## Aim
Rewrite the data that follows, replacing every instance of "velocity-arrow-head" with "flow-arrow-head" and leaving everything else unchanged.

## Information provided
Begin

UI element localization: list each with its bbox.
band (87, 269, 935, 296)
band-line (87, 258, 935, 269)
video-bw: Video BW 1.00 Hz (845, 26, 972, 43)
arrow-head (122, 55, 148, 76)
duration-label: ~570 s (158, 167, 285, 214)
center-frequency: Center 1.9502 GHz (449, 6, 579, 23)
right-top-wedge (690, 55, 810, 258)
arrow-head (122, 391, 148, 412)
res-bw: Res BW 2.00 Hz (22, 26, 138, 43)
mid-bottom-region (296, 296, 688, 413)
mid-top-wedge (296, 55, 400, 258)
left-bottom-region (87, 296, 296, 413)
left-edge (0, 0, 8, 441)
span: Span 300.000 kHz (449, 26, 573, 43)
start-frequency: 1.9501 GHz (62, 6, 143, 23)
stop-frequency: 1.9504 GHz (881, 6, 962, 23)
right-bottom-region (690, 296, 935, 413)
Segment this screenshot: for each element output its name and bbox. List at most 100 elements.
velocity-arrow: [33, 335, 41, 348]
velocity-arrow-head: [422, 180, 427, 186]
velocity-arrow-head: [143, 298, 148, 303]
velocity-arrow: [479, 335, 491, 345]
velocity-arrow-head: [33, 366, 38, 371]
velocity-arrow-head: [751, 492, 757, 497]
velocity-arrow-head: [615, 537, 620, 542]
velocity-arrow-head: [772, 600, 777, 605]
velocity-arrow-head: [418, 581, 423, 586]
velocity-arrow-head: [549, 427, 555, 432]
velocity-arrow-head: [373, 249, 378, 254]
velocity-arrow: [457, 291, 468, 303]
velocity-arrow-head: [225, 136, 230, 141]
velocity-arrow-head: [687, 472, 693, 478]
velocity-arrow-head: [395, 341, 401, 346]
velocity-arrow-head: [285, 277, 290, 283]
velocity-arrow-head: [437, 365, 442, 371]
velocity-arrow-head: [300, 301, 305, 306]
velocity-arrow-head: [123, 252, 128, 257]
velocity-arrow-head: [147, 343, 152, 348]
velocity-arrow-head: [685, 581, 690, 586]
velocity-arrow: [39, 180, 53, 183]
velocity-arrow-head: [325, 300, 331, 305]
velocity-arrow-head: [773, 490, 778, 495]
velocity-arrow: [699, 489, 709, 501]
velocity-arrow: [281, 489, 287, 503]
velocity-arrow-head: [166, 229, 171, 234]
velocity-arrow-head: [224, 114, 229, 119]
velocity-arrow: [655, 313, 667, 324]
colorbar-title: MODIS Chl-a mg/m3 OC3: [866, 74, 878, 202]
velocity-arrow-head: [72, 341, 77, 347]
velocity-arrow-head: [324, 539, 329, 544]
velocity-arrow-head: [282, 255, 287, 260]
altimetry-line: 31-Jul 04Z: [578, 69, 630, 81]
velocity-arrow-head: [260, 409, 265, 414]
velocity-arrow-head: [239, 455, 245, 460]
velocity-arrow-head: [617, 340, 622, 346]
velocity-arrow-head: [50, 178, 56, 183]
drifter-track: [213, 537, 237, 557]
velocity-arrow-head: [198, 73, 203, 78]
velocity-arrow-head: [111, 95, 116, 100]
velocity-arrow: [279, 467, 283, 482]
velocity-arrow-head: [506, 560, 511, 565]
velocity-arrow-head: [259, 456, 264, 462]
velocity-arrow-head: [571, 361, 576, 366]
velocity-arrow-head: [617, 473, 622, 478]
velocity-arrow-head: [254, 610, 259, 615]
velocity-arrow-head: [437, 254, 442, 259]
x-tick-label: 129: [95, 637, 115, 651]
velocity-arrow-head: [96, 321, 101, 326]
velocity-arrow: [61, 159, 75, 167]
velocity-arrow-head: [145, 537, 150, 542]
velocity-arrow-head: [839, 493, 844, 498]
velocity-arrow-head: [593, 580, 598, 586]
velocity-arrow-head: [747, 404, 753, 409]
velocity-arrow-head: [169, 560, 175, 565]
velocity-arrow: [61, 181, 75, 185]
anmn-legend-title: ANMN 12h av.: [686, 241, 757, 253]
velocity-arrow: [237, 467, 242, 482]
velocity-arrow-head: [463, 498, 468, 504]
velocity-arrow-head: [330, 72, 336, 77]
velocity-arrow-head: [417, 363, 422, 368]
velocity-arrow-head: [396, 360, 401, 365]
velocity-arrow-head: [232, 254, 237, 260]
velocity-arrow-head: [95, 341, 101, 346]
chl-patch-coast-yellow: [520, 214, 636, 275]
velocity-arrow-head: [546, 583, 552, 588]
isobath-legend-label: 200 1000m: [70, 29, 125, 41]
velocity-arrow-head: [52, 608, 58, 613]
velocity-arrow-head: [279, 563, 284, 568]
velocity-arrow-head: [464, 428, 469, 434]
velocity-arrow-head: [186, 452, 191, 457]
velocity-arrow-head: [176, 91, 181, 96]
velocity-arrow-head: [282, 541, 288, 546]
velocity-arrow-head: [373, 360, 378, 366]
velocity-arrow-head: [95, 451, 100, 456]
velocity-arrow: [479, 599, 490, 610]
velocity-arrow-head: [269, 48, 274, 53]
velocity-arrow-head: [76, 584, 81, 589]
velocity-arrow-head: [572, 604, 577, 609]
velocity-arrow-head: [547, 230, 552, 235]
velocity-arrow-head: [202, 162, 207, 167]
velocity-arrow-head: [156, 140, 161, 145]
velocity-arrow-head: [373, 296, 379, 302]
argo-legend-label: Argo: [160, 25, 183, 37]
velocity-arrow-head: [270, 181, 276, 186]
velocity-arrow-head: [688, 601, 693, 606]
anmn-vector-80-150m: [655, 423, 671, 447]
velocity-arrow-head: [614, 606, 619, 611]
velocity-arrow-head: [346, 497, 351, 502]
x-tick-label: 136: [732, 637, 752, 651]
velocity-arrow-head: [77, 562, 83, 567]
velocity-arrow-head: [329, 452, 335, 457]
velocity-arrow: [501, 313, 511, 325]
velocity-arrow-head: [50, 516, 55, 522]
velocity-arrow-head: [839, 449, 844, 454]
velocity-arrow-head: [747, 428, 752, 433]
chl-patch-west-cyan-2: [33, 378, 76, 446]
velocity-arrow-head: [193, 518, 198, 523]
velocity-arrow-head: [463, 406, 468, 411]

End

## Written solution
UI element localization: list each with its bbox.
band (87, 269, 935, 296)
band-line (87, 258, 935, 269)
video-bw: Video BW 1.00 Hz (845, 26, 972, 43)
arrow-head (122, 55, 148, 76)
duration-label: ~570 s (158, 167, 285, 214)
center-frequency: Center 1.9502 GHz (449, 6, 579, 23)
right-top-wedge (690, 55, 810, 258)
arrow-head (122, 391, 148, 412)
res-bw: Res BW 2.00 Hz (22, 26, 138, 43)
mid-bottom-region (296, 296, 688, 413)
mid-top-wedge (296, 55, 400, 258)
left-bottom-region (87, 296, 296, 413)
left-edge (0, 0, 8, 441)
span: Span 300.000 kHz (449, 26, 573, 43)
start-frequency: 1.9501 GHz (62, 6, 143, 23)
stop-frequency: 1.9504 GHz (881, 6, 962, 23)
right-bottom-region (690, 296, 935, 413)
Segment this screenshot: for each element output its name and bbox. List at most 100 elements.
velocity-arrow: [33, 335, 41, 348]
flow-arrow-head: [422, 180, 427, 186]
flow-arrow-head: [143, 298, 148, 303]
velocity-arrow: [479, 335, 491, 345]
flow-arrow-head: [33, 366, 38, 371]
flow-arrow-head: [751, 492, 757, 497]
flow-arrow-head: [615, 537, 620, 542]
flow-arrow-head: [772, 600, 777, 605]
flow-arrow-head: [418, 581, 423, 586]
flow-arrow-head: [549, 427, 555, 432]
flow-arrow-head: [373, 249, 378, 254]
velocity-arrow: [457, 291, 468, 303]
flow-arrow-head: [225, 136, 230, 141]
flow-arrow-head: [687, 472, 693, 478]
flow-arrow-head: [395, 341, 401, 346]
flow-arrow-head: [285, 277, 290, 283]
flow-arrow-head: [437, 365, 442, 371]
flow-arrow-head: [300, 301, 305, 306]
flow-arrow-head: [123, 252, 128, 257]
flow-arrow-head: [147, 343, 152, 348]
flow-arrow-head: [685, 581, 690, 586]
velocity-arrow: [39, 180, 53, 183]
flow-arrow-head: [325, 300, 331, 305]
flow-arrow-head: [773, 490, 778, 495]
velocity-arrow: [699, 489, 709, 501]
velocity-arrow: [281, 489, 287, 503]
flow-arrow-head: [166, 229, 171, 234]
flow-arrow-head: [224, 114, 229, 119]
velocity-arrow: [655, 313, 667, 324]
colorbar-title: MODIS Chl-a mg/m3 OC3: [866, 74, 878, 202]
flow-arrow-head: [72, 341, 77, 347]
flow-arrow-head: [324, 539, 329, 544]
flow-arrow-head: [282, 255, 287, 260]
altimetry-line: 31-Jul 04Z: [578, 69, 630, 81]
flow-arrow-head: [260, 409, 265, 414]
flow-arrow-head: [239, 455, 245, 460]
flow-arrow-head: [617, 340, 622, 346]
flow-arrow-head: [50, 178, 56, 183]
drifter-track: [213, 537, 237, 557]
flow-arrow-head: [198, 73, 203, 78]
flow-arrow-head: [111, 95, 116, 100]
velocity-arrow: [279, 467, 283, 482]
flow-arrow-head: [506, 560, 511, 565]
flow-arrow-head: [259, 456, 264, 462]
flow-arrow-head: [571, 361, 576, 366]
flow-arrow-head: [617, 473, 622, 478]
flow-arrow-head: [254, 610, 259, 615]
flow-arrow-head: [437, 254, 442, 259]
x-tick-label: 129: [95, 637, 115, 651]
flow-arrow-head: [96, 321, 101, 326]
velocity-arrow: [61, 159, 75, 167]
flow-arrow-head: [145, 537, 150, 542]
flow-arrow-head: [839, 493, 844, 498]
flow-arrow-head: [593, 580, 598, 586]
flow-arrow-head: [747, 404, 753, 409]
flow-arrow-head: [169, 560, 175, 565]
velocity-arrow: [61, 181, 75, 185]
anmn-legend-title: ANMN 12h av.: [686, 241, 757, 253]
velocity-arrow: [237, 467, 242, 482]
flow-arrow-head: [463, 498, 468, 504]
flow-arrow-head: [330, 72, 336, 77]
flow-arrow-head: [417, 363, 422, 368]
flow-arrow-head: [396, 360, 401, 365]
flow-arrow-head: [232, 254, 237, 260]
flow-arrow-head: [95, 341, 101, 346]
chl-patch-coast-yellow: [520, 214, 636, 275]
flow-arrow-head: [546, 583, 552, 588]
isobath-legend-label: 200 1000m: [70, 29, 125, 41]
flow-arrow-head: [52, 608, 58, 613]
flow-arrow-head: [279, 563, 284, 568]
flow-arrow-head: [464, 428, 469, 434]
flow-arrow-head: [186, 452, 191, 457]
flow-arrow-head: [176, 91, 181, 96]
flow-arrow-head: [282, 541, 288, 546]
flow-arrow-head: [373, 360, 378, 366]
flow-arrow-head: [95, 451, 100, 456]
velocity-arrow: [479, 599, 490, 610]
flow-arrow-head: [269, 48, 274, 53]
flow-arrow-head: [76, 584, 81, 589]
flow-arrow-head: [572, 604, 577, 609]
flow-arrow-head: [547, 230, 552, 235]
flow-arrow-head: [202, 162, 207, 167]
flow-arrow-head: [156, 140, 161, 145]
flow-arrow-head: [373, 296, 379, 302]
argo-legend-label: Argo: [160, 25, 183, 37]
flow-arrow-head: [270, 181, 276, 186]
flow-arrow-head: [688, 601, 693, 606]
anmn-vector-80-150m: [655, 423, 671, 447]
flow-arrow-head: [614, 606, 619, 611]
flow-arrow-head: [346, 497, 351, 502]
x-tick-label: 136: [732, 637, 752, 651]
flow-arrow-head: [77, 562, 83, 567]
flow-arrow-head: [329, 452, 335, 457]
velocity-arrow: [501, 313, 511, 325]
flow-arrow-head: [50, 516, 55, 522]
flow-arrow-head: [839, 449, 844, 454]
flow-arrow-head: [747, 428, 752, 433]
chl-patch-west-cyan-2: [33, 378, 76, 446]
flow-arrow-head: [193, 518, 198, 523]
flow-arrow-head: [463, 406, 468, 411]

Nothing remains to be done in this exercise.